» **AIM OF THE TASK**: Can you copy, character for character, the stretch of entries from the very first line through the line containing "s1-item — [142, 312, 303, 328]", with both of those lines included?

» **MATERIALS PROVIDED**:
===

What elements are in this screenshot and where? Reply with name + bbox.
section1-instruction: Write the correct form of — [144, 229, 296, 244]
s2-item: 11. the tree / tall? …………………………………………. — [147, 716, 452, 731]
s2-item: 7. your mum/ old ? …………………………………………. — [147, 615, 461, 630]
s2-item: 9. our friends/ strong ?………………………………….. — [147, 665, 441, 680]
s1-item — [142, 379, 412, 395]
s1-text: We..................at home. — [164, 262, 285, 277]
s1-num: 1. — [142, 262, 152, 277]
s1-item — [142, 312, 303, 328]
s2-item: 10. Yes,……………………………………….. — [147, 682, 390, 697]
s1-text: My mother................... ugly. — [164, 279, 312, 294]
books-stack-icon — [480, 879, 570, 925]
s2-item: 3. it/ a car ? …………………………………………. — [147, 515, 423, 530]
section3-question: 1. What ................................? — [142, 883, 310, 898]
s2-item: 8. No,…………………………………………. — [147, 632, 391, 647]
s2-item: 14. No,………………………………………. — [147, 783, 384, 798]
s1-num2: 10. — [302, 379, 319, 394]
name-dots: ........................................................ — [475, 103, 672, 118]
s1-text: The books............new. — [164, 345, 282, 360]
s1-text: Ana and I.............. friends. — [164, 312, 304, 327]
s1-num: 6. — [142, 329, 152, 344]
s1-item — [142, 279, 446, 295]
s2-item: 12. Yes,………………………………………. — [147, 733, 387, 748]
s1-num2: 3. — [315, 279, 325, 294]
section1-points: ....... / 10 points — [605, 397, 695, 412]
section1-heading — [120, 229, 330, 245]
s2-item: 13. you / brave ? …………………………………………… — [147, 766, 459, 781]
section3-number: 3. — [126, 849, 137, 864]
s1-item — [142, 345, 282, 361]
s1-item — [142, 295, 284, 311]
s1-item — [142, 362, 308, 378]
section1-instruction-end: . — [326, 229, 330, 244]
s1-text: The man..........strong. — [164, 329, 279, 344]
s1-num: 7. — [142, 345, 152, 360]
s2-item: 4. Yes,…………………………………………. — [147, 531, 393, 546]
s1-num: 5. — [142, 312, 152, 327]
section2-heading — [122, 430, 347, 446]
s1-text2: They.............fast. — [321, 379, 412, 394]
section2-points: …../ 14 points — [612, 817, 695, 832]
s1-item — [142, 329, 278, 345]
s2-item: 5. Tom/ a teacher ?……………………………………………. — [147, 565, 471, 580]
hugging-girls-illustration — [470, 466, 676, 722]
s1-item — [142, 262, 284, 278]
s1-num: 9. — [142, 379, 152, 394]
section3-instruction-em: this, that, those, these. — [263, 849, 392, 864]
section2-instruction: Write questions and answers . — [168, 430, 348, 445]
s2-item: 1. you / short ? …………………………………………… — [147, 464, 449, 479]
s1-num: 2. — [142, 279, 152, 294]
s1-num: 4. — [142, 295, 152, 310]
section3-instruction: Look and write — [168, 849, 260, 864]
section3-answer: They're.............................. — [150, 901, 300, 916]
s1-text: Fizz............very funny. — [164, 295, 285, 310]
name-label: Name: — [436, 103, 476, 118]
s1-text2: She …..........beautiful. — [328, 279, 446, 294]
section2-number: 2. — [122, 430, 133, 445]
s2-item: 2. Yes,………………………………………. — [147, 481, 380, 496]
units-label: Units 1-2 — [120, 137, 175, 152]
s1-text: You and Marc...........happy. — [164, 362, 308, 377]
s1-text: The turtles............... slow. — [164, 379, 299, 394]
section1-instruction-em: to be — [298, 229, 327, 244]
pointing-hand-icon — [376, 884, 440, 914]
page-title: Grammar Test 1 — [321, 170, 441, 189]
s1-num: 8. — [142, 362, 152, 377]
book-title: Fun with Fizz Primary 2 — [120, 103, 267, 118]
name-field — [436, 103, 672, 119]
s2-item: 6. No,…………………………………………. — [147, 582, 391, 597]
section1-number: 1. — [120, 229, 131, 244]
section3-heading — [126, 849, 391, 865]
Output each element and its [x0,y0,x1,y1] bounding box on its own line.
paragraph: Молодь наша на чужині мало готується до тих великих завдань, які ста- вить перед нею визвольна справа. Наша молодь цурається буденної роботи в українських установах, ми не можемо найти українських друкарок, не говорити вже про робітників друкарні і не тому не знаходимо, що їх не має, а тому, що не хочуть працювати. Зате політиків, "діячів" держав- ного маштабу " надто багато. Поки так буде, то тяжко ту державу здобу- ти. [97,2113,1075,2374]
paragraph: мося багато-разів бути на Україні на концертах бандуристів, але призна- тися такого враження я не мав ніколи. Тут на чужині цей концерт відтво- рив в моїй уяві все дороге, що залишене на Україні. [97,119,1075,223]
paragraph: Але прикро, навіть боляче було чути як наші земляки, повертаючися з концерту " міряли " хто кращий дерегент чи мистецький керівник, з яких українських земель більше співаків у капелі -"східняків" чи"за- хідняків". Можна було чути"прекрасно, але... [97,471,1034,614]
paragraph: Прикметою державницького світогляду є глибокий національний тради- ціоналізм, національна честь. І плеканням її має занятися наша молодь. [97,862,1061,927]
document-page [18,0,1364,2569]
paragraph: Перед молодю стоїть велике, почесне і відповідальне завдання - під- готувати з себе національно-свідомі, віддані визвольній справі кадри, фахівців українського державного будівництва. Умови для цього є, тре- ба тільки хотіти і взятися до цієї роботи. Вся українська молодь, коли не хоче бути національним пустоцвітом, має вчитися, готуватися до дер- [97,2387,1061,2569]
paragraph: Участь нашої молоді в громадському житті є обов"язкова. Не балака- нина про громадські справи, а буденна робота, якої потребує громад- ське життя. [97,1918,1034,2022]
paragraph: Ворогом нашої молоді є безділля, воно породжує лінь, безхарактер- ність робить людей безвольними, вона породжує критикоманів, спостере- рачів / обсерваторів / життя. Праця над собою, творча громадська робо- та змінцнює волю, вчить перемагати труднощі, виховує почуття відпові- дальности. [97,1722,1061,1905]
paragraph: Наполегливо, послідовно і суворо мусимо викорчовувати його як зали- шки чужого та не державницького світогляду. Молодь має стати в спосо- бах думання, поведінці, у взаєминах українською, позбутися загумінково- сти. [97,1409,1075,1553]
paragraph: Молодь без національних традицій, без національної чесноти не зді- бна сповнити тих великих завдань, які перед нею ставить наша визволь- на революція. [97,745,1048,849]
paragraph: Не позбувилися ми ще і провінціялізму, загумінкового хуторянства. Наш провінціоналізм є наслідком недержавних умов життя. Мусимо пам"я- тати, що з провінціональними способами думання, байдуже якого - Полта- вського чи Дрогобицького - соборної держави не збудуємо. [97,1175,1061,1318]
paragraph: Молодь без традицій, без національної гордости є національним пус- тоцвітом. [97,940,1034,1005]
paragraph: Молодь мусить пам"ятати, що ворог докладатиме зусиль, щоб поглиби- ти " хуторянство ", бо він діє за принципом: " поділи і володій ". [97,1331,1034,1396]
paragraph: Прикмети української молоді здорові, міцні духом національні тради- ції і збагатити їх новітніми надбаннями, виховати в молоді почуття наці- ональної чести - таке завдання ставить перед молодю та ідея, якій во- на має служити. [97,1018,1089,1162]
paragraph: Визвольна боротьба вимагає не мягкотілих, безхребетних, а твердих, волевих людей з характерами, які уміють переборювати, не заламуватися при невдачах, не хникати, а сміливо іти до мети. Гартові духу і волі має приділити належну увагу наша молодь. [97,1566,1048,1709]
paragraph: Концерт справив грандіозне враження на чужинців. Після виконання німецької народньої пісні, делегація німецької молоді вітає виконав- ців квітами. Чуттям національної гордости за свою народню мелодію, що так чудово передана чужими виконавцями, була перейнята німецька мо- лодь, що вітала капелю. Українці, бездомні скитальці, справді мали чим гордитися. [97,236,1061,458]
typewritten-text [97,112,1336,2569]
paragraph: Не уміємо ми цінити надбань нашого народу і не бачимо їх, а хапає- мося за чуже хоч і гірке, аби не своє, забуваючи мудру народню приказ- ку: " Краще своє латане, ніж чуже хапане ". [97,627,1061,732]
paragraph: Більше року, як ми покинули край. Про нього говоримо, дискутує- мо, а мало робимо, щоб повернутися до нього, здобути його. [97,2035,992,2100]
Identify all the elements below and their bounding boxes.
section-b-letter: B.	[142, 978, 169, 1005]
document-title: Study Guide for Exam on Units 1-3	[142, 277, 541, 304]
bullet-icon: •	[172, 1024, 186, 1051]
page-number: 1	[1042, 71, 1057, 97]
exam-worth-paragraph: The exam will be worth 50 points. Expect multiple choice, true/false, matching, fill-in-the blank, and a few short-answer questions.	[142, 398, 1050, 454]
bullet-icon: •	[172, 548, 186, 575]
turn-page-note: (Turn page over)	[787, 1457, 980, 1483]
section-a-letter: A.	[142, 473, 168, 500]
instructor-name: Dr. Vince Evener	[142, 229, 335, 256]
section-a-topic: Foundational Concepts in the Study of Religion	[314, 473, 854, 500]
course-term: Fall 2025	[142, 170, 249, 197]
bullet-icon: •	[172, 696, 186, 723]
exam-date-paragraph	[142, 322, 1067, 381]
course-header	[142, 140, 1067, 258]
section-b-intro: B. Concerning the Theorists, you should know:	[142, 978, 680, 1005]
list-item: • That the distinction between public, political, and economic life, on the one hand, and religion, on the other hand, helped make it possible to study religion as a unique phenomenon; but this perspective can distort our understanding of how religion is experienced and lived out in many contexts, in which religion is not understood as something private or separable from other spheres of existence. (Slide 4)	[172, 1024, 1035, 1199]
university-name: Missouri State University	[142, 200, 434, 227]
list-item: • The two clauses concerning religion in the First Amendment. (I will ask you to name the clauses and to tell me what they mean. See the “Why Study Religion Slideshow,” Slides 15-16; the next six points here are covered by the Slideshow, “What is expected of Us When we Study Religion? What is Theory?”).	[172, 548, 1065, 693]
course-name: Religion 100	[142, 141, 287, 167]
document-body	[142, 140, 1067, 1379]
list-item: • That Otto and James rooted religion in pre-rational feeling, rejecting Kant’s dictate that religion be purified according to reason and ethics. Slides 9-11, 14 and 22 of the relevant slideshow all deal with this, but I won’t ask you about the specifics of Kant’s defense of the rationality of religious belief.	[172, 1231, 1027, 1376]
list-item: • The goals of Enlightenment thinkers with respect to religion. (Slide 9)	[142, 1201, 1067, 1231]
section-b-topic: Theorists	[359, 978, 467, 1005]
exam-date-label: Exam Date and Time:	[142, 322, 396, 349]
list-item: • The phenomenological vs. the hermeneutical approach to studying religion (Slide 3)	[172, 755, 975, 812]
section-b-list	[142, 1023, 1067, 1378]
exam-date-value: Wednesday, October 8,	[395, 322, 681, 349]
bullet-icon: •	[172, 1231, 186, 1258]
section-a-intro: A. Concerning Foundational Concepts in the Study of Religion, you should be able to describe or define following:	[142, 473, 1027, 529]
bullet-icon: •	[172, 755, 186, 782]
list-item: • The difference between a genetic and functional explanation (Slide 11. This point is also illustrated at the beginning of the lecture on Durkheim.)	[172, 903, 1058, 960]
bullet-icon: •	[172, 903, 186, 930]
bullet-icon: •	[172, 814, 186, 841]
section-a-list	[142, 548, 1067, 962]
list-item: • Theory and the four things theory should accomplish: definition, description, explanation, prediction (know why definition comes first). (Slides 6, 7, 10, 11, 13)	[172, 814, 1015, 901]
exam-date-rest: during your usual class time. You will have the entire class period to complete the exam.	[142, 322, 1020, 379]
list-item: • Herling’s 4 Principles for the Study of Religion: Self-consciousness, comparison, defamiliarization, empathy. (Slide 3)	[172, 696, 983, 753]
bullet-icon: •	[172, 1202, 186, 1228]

===

» **RESPONSE FOR THIS EXERCISE**:
What elements are in this screenshot and where? Reply with name + bbox.
section1-instruction: Write the correct form of — [144, 229, 296, 244]
s2-item: 11. the tree / tall? …………………………………………. — [147, 716, 452, 731]
s2-item: 7. your mum/ old ? …………………………………………. — [147, 615, 461, 630]
s2-item: 9. our friends/ strong ?………………………………….. — [147, 665, 441, 680]
s1-item — [142, 379, 412, 395]
s1-text: We..................at home. — [164, 262, 285, 277]
s1-num: 1. — [142, 262, 152, 277]
s1-item — [142, 312, 303, 328]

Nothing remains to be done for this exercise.